===== PROVIDED ENTRIES

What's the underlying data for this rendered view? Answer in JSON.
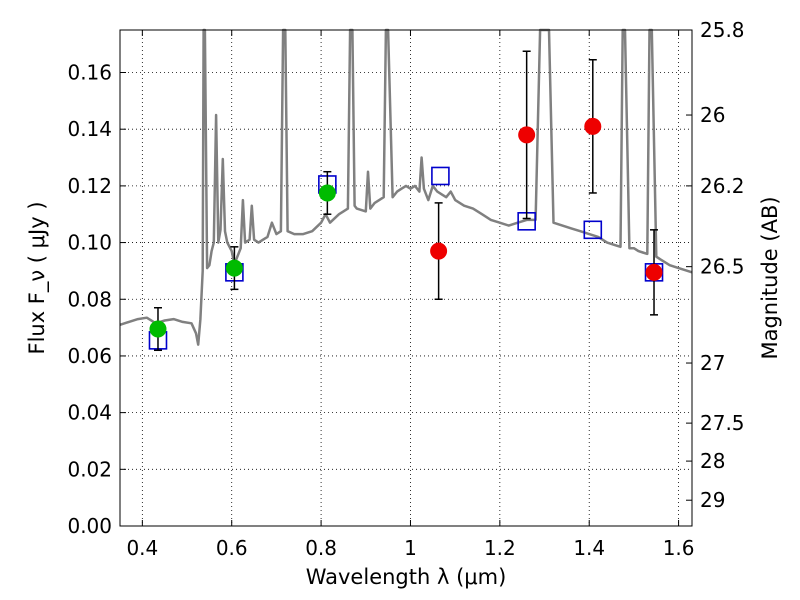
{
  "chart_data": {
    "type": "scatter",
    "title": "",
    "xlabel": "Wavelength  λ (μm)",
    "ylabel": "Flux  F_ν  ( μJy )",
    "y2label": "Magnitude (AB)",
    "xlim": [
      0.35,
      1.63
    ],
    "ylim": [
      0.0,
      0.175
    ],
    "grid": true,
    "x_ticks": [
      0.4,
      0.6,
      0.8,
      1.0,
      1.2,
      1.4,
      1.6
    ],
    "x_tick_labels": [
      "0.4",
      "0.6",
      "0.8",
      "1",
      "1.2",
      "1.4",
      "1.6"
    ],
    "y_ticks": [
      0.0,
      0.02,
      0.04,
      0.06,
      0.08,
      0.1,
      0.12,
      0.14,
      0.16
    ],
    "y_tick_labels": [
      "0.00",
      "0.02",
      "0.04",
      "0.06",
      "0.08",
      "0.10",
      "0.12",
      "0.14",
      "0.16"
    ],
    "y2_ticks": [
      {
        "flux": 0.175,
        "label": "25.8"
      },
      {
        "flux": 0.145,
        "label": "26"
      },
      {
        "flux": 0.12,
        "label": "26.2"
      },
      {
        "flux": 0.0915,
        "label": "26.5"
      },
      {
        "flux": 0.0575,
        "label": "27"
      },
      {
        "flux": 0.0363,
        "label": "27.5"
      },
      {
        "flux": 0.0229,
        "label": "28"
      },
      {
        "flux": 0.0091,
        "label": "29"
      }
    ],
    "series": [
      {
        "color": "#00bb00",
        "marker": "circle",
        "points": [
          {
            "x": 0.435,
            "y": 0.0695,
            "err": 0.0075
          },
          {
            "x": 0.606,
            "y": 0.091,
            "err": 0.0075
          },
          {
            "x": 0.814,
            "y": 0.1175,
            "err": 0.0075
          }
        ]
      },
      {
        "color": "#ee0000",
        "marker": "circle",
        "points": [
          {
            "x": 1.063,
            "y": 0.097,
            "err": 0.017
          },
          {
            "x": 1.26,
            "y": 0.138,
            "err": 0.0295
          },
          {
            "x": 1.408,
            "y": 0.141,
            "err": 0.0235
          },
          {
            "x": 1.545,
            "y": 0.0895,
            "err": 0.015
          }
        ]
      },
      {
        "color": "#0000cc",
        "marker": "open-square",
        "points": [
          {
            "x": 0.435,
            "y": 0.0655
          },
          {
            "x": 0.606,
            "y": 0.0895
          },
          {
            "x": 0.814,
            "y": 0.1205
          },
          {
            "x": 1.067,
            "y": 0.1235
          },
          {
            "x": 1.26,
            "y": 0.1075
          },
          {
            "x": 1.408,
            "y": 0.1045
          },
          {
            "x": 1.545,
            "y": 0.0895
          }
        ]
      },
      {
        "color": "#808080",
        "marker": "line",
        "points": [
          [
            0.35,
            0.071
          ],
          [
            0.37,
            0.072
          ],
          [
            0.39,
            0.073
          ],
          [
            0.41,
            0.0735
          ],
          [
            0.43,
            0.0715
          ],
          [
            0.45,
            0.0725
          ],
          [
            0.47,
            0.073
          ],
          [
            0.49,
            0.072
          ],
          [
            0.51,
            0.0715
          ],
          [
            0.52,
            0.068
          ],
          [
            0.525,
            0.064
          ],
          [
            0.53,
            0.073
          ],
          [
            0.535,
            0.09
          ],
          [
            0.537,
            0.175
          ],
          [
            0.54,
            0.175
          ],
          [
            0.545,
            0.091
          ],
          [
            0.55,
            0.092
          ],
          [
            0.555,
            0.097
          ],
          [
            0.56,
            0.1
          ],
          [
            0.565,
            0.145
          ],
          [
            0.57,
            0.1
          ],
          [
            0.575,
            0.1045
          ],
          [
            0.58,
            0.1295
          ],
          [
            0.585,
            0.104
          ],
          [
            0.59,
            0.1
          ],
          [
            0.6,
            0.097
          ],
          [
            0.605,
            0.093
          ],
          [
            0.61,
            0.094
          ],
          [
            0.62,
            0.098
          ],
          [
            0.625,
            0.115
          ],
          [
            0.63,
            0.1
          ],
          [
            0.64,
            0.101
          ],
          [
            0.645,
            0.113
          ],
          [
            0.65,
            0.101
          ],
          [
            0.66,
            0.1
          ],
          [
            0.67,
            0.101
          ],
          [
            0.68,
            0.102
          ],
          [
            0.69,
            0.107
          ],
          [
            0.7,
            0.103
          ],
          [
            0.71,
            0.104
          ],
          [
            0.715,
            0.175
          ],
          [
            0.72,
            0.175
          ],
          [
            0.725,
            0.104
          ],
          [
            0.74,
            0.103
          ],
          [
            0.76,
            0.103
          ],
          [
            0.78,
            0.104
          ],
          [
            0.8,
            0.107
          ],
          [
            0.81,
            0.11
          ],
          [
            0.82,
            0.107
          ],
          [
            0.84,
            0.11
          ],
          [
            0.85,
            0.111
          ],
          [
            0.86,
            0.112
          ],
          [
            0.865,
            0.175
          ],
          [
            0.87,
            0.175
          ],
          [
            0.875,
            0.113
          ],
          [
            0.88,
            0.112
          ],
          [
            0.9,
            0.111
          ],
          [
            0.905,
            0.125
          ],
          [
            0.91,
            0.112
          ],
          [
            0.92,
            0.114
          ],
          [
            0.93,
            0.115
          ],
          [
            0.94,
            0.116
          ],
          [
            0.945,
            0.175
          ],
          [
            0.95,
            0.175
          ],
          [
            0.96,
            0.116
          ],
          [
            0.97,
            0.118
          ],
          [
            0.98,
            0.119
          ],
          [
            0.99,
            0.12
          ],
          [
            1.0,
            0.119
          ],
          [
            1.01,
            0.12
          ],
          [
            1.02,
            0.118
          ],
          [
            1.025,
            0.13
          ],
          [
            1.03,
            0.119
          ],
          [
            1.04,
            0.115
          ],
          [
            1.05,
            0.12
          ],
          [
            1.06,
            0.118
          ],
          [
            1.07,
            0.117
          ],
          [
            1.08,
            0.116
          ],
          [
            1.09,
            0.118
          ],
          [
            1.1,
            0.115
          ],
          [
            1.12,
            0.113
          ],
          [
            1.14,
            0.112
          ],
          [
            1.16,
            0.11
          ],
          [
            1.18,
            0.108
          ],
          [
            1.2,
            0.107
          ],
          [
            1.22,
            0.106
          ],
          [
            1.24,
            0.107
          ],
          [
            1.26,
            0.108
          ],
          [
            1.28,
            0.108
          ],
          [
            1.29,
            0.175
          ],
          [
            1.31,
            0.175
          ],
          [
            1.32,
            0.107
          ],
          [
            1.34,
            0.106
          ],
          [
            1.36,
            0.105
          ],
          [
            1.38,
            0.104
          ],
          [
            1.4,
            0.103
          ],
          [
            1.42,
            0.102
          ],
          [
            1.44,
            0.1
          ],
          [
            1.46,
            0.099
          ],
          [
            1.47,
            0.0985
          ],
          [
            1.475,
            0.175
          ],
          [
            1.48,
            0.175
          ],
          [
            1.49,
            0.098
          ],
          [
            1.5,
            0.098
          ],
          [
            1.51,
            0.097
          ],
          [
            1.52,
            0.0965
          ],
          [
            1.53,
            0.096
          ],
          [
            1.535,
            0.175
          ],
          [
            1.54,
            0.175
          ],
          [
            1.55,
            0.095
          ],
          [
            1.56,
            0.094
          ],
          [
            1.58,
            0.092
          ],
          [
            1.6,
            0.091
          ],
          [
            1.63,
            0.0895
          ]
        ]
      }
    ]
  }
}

==========
===== PROVIDED ENTRIES

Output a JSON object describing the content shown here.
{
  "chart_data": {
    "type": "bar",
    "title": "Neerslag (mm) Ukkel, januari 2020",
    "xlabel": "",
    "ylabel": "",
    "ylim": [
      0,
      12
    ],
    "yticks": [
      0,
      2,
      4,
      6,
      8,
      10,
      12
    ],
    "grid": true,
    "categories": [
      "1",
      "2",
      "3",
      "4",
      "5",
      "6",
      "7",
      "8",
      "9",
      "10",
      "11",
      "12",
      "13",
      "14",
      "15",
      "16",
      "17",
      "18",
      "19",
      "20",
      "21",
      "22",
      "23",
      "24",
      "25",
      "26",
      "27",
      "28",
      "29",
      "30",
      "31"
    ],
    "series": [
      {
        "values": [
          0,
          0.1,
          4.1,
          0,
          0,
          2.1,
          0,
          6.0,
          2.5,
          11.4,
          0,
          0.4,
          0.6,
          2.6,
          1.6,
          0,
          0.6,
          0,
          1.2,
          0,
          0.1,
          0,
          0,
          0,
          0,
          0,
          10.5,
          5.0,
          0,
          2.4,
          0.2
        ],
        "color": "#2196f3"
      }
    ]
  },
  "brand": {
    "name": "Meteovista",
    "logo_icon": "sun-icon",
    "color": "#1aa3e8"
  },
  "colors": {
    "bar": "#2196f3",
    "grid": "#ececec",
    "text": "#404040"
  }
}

==========

Go through the material and select each line with the string "title" in it.

■ **EXPECTED OUTPUT**
    "title": "",
    "title": "Neerslag (mm) Ukkel, januari 2020",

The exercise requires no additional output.